The task -> Only the pictures are to be left out; set down the rest of the records exactly.

Data excerpts ->
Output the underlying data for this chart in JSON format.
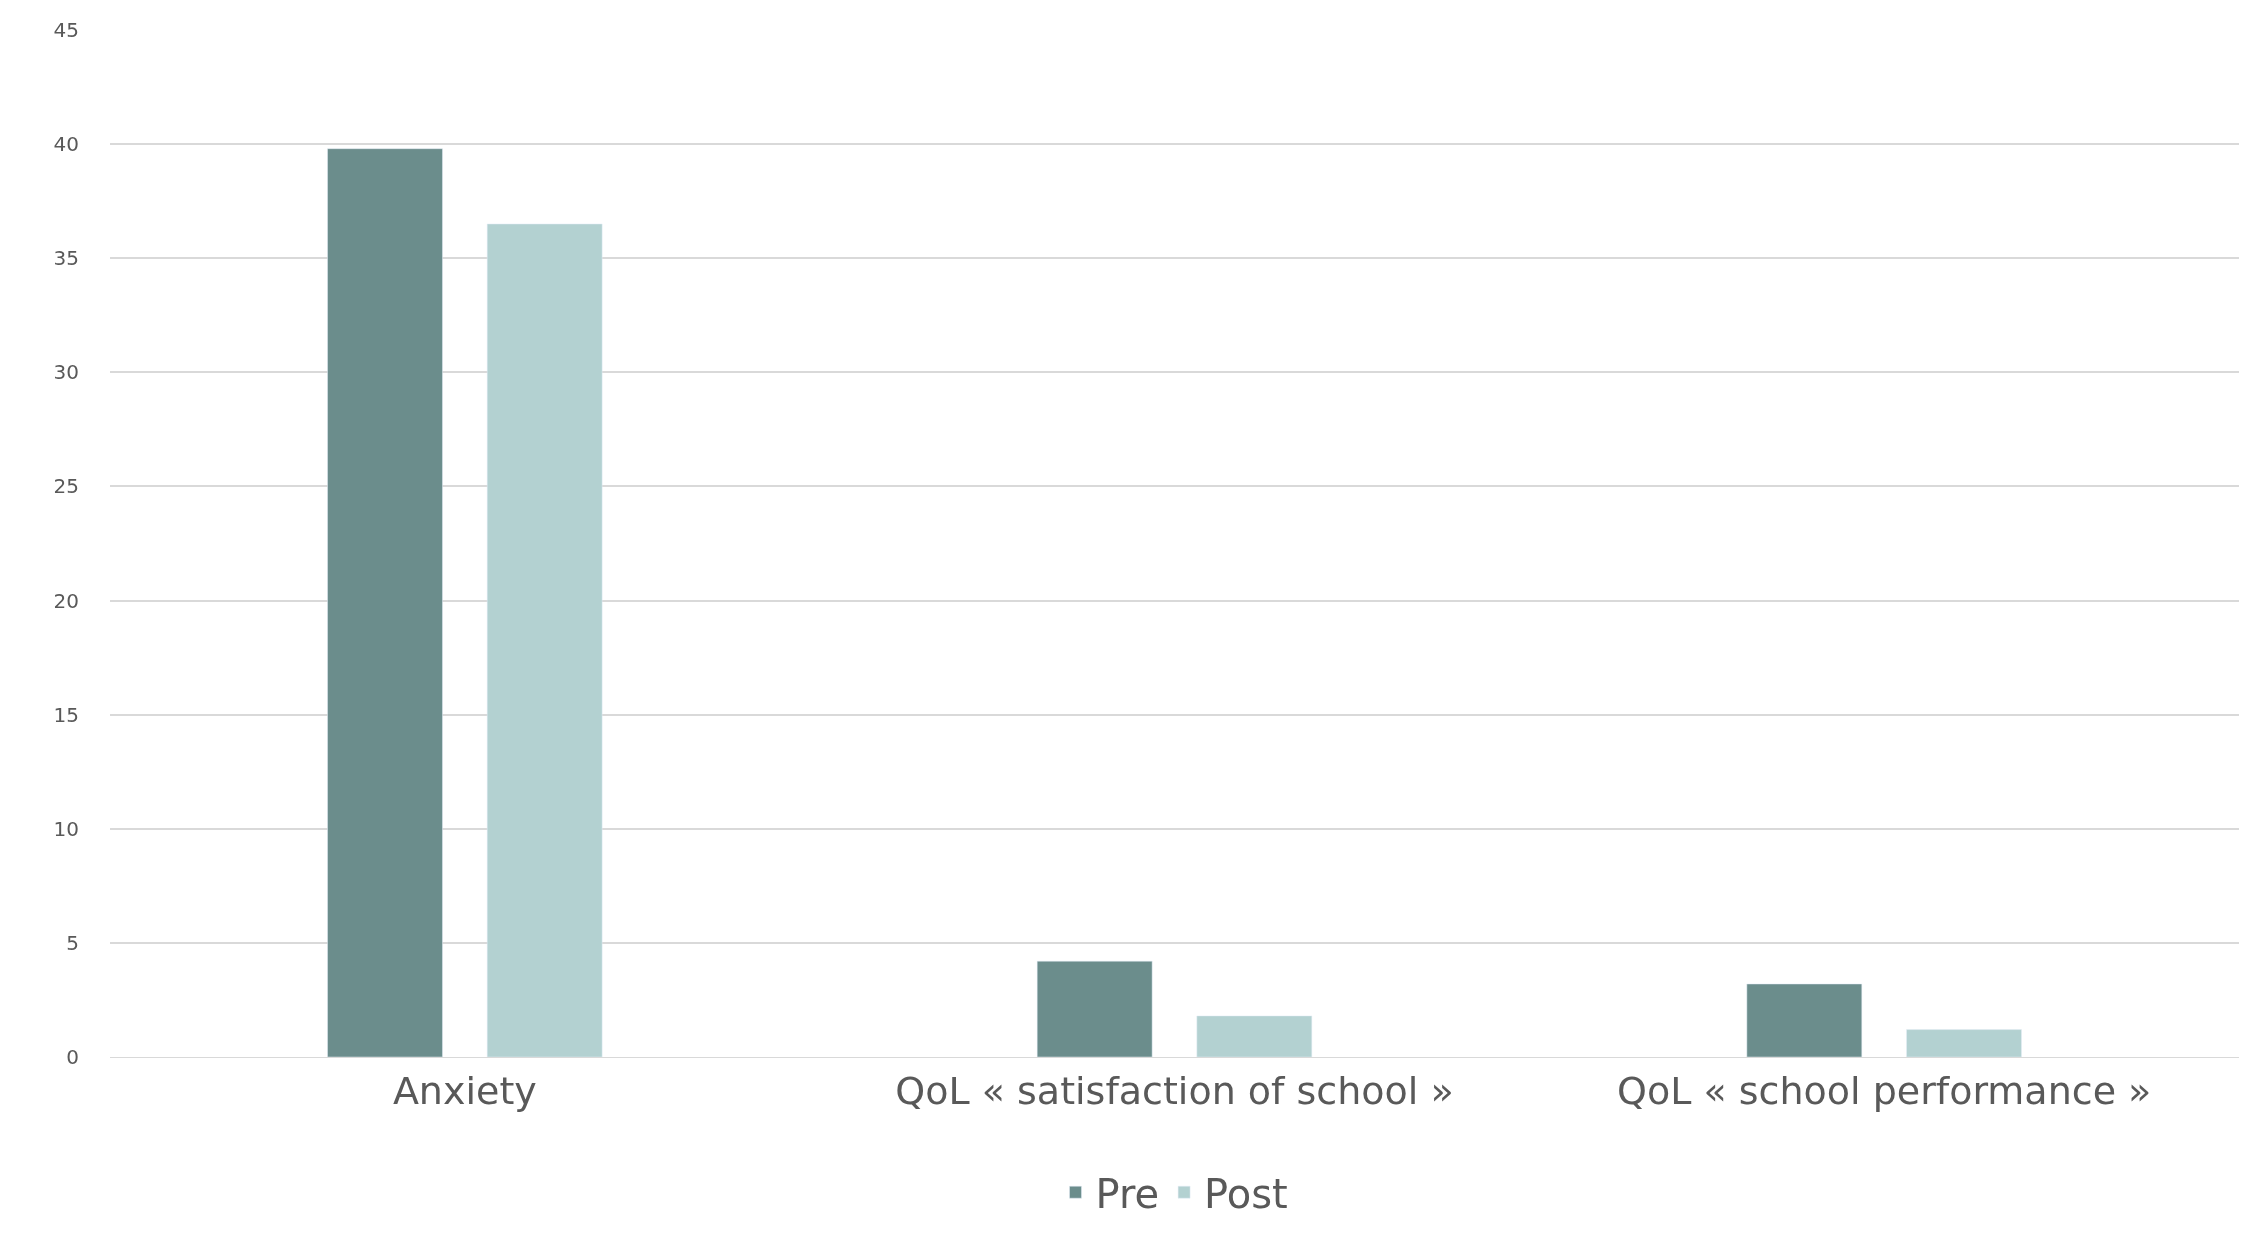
{
  "chart_data": {
    "type": "bar",
    "categories": [
      "Anxiety",
      "QoL « satisfaction of school »",
      "QoL « school performance »"
    ],
    "series": [
      {
        "name": "Pre",
        "color": "#6b8d8c",
        "values": [
          39.8,
          4.2,
          3.2
        ]
      },
      {
        "name": "Post",
        "color": "#b3d1d1",
        "values": [
          36.5,
          1.8,
          1.2
        ]
      }
    ],
    "ylim": [
      0,
      45
    ],
    "yticks": [
      0,
      5,
      10,
      15,
      20,
      25,
      30,
      35,
      40,
      45
    ],
    "grid": "y",
    "legend": "bottom"
  }
}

Right answer ->
Output the underlying data for this chart in JSON format.
{
  "chart_data": {
    "type": "bar",
    "categories": [
      "Anxiety",
      "QoL « satisfaction of school »",
      "QoL « school performance »"
    ],
    "series": [
      {
        "name": "Pre",
        "color": "#6b8d8c",
        "values": [
          39.8,
          4.2,
          3.2
        ]
      },
      {
        "name": "Post",
        "color": "#b3d1d1",
        "values": [
          36.5,
          1.8,
          1.2
        ]
      }
    ],
    "ylim": [
      0,
      45
    ],
    "yticks": [
      0,
      5,
      10,
      15,
      20,
      25,
      30,
      35,
      40,
      45
    ],
    "grid": "y",
    "legend": "bottom"
  }
}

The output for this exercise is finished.